=== RECORDS FOR THE EXERCISE ===

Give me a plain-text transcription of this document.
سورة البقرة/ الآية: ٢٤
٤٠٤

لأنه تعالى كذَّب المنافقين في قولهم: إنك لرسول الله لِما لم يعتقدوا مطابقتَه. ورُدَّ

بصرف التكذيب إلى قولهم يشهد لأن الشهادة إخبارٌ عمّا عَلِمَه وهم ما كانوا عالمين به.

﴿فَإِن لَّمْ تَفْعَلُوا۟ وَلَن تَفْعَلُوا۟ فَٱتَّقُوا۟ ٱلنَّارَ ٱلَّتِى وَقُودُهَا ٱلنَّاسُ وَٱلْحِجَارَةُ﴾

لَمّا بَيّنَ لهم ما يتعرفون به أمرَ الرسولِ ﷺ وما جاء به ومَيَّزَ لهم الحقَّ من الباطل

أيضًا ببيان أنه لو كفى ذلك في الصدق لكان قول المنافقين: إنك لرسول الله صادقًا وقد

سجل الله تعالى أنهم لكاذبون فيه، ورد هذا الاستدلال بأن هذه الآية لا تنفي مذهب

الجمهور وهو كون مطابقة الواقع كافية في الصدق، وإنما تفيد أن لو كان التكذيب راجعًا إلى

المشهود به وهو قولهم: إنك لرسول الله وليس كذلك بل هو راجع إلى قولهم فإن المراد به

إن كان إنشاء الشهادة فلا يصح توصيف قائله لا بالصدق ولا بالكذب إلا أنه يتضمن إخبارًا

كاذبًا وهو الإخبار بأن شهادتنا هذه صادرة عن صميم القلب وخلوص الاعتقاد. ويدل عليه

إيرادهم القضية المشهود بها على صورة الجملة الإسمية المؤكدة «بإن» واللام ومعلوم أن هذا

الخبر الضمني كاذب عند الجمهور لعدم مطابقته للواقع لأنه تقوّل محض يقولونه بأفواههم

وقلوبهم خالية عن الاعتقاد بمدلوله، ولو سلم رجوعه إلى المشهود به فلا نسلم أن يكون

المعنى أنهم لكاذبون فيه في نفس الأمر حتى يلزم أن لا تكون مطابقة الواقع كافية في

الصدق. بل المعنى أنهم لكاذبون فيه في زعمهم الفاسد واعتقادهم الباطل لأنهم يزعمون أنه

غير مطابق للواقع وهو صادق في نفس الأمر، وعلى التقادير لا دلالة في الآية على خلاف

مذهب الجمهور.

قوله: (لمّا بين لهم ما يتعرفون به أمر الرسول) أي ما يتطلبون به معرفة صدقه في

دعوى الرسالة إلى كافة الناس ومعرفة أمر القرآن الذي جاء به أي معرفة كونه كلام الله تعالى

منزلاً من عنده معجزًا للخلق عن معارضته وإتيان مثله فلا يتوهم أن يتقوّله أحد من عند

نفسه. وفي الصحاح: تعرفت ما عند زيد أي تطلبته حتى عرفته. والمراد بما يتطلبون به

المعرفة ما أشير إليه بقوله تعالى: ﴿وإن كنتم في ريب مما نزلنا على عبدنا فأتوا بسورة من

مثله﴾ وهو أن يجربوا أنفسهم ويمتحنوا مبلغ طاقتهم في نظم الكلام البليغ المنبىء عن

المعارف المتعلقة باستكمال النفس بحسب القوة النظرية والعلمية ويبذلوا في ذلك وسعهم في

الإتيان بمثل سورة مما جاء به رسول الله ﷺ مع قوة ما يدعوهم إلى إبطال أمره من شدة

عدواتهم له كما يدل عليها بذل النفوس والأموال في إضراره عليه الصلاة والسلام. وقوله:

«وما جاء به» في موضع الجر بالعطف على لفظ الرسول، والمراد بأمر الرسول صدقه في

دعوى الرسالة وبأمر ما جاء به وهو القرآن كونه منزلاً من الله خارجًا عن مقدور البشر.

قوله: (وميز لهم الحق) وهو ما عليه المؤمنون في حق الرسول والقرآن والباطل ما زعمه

===

AIM OF THE EXERCISE: Set down all of the records shown above once more, exactly.

TASK OUTPUT:
Give me a plain-text transcription of this document.
سورة البقرة/ الآية: ٢٤
٤٠٤

لأنه تعالى كذَّب المنافقين في قولهم: إنك لرسول الله لِما لم يعتقدوا مطابقتَه. ورُدَّ

بصرف التكذيب إلى قولهم يشهد لأن الشهادة إخبارٌ عمّا عَلِمَه وهم ما كانوا عالمين به.

﴿فَإِن لَّمْ تَفْعَلُوا۟ وَلَن تَفْعَلُوا۟ فَٱتَّقُوا۟ ٱلنَّارَ ٱلَّتِى وَقُودُهَا ٱلنَّاسُ وَٱلْحِجَارَةُ﴾

لَمّا بَيّنَ لهم ما يتعرفون به أمرَ الرسولِ ﷺ وما جاء به ومَيَّزَ لهم الحقَّ من الباطل

أيضًا ببيان أنه لو كفى ذلك في الصدق لكان قول المنافقين: إنك لرسول الله صادقًا وقد

سجل الله تعالى أنهم لكاذبون فيه، ورد هذا الاستدلال بأن هذه الآية لا تنفي مذهب

الجمهور وهو كون مطابقة الواقع كافية في الصدق، وإنما تفيد أن لو كان التكذيب راجعًا إلى

المشهود به وهو قولهم: إنك لرسول الله وليس كذلك بل هو راجع إلى قولهم فإن المراد به

إن كان إنشاء الشهادة فلا يصح توصيف قائله لا بالصدق ولا بالكذب إلا أنه يتضمن إخبارًا

كاذبًا وهو الإخبار بأن شهادتنا هذه صادرة عن صميم القلب وخلوص الاعتقاد. ويدل عليه

إيرادهم القضية المشهود بها على صورة الجملة الإسمية المؤكدة «بإن» واللام ومعلوم أن هذا

الخبر الضمني كاذب عند الجمهور لعدم مطابقته للواقع لأنه تقوّل محض يقولونه بأفواههم

وقلوبهم خالية عن الاعتقاد بمدلوله، ولو سلم رجوعه إلى المشهود به فلا نسلم أن يكون

المعنى أنهم لكاذبون فيه في نفس الأمر حتى يلزم أن لا تكون مطابقة الواقع كافية في

الصدق. بل المعنى أنهم لكاذبون فيه في زعمهم الفاسد واعتقادهم الباطل لأنهم يزعمون أنه

غير مطابق للواقع وهو صادق في نفس الأمر، وعلى التقادير لا دلالة في الآية على خلاف

مذهب الجمهور.

قوله: (لمّا بين لهم ما يتعرفون به أمر الرسول) أي ما يتطلبون به معرفة صدقه في

دعوى الرسالة إلى كافة الناس ومعرفة أمر القرآن الذي جاء به أي معرفة كونه كلام الله تعالى

منزلاً من عنده معجزًا للخلق عن معارضته وإتيان مثله فلا يتوهم أن يتقوّله أحد من عند

نفسه. وفي الصحاح: تعرفت ما عند زيد أي تطلبته حتى عرفته. والمراد بما يتطلبون به

المعرفة ما أشير إليه بقوله تعالى: ﴿وإن كنتم في ريب مما نزلنا على عبدنا فأتوا بسورة من

مثله﴾ وهو أن يجربوا أنفسهم ويمتحنوا مبلغ طاقتهم في نظم الكلام البليغ المنبىء عن

المعارف المتعلقة باستكمال النفس بحسب القوة النظرية والعلمية ويبذلوا في ذلك وسعهم في

الإتيان بمثل سورة مما جاء به رسول الله ﷺ مع قوة ما يدعوهم إلى إبطال أمره من شدة

عدواتهم له كما يدل عليها بذل النفوس والأموال في إضراره عليه الصلاة والسلام. وقوله:

«وما جاء به» في موضع الجر بالعطف على لفظ الرسول، والمراد بأمر الرسول صدقه في

دعوى الرسالة وبأمر ما جاء به وهو القرآن كونه منزلاً من الله خارجًا عن مقدور البشر.

قوله: (وميز لهم الحق) وهو ما عليه المؤمنون في حق الرسول والقرآن والباطل ما زعمه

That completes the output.